What to produce » Swap every "interactable" in the material below for "clickable", and reproduce all the lines otherwise unchanged.
start Material for this exercise
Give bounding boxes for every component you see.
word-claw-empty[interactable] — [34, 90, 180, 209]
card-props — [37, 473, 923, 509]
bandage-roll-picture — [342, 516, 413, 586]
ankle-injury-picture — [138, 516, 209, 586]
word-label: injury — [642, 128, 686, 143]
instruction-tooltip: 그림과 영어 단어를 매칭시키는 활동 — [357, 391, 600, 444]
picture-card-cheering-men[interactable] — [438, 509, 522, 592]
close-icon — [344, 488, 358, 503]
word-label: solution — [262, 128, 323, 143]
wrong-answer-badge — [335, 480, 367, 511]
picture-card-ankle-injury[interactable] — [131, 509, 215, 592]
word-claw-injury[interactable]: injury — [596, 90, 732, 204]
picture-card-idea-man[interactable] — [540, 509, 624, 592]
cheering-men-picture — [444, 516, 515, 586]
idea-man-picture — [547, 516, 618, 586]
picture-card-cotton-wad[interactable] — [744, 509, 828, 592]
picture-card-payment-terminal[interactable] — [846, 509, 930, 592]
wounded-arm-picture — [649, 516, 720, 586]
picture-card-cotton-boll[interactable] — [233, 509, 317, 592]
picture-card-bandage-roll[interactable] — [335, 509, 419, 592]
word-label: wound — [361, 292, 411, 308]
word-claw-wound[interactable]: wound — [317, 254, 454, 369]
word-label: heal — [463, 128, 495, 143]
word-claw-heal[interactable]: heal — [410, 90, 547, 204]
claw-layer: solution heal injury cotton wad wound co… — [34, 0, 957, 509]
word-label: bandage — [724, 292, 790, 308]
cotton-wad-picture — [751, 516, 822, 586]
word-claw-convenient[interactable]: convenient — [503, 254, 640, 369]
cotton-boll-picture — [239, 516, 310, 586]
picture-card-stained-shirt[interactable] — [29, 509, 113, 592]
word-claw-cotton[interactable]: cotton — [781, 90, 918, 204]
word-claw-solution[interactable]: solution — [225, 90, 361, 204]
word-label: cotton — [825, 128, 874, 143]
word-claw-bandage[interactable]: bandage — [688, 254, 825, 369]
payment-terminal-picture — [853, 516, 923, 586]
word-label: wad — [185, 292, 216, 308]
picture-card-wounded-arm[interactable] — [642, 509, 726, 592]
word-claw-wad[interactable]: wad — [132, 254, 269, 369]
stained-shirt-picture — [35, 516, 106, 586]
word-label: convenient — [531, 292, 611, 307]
end Material for this exercise
Result of the exercise »
Give bounding boxes for every component you see.
word-claw-empty[clickable] — [34, 90, 180, 209]
card-props — [37, 473, 923, 509]
bandage-roll-picture — [342, 516, 413, 586]
ankle-injury-picture — [138, 516, 209, 586]
word-label: injury — [642, 128, 686, 143]
instruction-tooltip: 그림과 영어 단어를 매칭시키는 활동 — [357, 391, 600, 444]
picture-card-cheering-men[clickable] — [438, 509, 522, 592]
close-icon — [344, 488, 358, 503]
word-label: solution — [262, 128, 323, 143]
wrong-answer-badge — [335, 480, 367, 511]
picture-card-ankle-injury[clickable] — [131, 509, 215, 592]
word-claw-injury[clickable]: injury — [596, 90, 732, 204]
picture-card-idea-man[clickable] — [540, 509, 624, 592]
cheering-men-picture — [444, 516, 515, 586]
idea-man-picture — [547, 516, 618, 586]
picture-card-cotton-wad[clickable] — [744, 509, 828, 592]
picture-card-payment-terminal[clickable] — [846, 509, 930, 592]
wounded-arm-picture — [649, 516, 720, 586]
picture-card-cotton-boll[clickable] — [233, 509, 317, 592]
picture-card-bandage-roll[clickable] — [335, 509, 419, 592]
word-label: wound — [361, 292, 411, 308]
word-claw-wound[clickable]: wound — [317, 254, 454, 369]
word-label: heal — [463, 128, 495, 143]
word-claw-heal[clickable]: heal — [410, 90, 547, 204]
claw-layer: solution heal injury cotton wad wound co… — [34, 0, 957, 509]
word-label: bandage — [724, 292, 790, 308]
cotton-wad-picture — [751, 516, 822, 586]
word-claw-convenient[clickable]: convenient — [503, 254, 640, 369]
cotton-boll-picture — [239, 516, 310, 586]
picture-card-stained-shirt[clickable] — [29, 509, 113, 592]
word-claw-cotton[clickable]: cotton — [781, 90, 918, 204]
word-claw-solution[clickable]: solution — [225, 90, 361, 204]
word-label: cotton — [825, 128, 874, 143]
word-claw-bandage[clickable]: bandage — [688, 254, 825, 369]
payment-terminal-picture — [853, 516, 923, 586]
word-label: wad — [185, 292, 216, 308]
picture-card-wounded-arm[clickable] — [642, 509, 726, 592]
word-claw-wad[clickable]: wad — [132, 254, 269, 369]
stained-shirt-picture — [35, 516, 106, 586]
word-label: convenient — [531, 292, 611, 307]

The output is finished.